> Task brief: Report how many lines in the listing below include the word "name". Write nothing besides the number.
* START Task data *
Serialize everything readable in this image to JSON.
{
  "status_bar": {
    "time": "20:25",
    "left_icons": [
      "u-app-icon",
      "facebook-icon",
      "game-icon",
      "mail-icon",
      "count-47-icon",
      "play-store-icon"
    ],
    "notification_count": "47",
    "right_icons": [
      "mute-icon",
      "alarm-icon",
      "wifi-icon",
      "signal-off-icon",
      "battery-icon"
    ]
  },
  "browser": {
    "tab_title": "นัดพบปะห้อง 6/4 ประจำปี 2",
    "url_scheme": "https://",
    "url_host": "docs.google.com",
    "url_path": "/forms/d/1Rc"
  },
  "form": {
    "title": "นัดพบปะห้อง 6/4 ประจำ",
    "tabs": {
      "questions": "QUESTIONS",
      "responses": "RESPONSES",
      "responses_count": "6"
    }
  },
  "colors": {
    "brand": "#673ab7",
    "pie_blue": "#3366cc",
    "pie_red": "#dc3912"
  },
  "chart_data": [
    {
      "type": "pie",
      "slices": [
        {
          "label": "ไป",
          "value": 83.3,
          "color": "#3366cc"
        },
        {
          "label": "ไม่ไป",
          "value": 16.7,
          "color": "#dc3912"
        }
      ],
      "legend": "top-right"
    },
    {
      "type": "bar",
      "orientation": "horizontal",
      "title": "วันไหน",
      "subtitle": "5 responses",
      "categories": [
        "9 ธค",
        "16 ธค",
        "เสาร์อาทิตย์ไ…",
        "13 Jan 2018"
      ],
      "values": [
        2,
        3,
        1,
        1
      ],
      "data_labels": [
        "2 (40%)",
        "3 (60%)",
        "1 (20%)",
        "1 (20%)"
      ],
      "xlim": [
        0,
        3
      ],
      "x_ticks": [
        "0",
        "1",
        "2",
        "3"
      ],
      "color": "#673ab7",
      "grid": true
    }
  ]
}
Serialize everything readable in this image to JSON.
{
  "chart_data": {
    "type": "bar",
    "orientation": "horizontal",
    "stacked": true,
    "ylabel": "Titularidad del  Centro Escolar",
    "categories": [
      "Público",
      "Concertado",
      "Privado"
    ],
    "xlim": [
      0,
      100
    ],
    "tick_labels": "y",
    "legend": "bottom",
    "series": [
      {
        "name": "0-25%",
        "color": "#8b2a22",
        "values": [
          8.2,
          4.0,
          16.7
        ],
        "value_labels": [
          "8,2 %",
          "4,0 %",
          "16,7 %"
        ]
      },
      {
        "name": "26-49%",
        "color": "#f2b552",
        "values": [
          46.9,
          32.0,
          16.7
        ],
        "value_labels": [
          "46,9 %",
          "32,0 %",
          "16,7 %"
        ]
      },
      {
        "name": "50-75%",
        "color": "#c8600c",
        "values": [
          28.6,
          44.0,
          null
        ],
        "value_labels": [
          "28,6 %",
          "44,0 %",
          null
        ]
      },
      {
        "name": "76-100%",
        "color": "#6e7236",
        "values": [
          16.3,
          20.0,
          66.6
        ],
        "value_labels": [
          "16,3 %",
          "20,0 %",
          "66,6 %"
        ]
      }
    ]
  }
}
* END Task data *
> Exercise solution: 4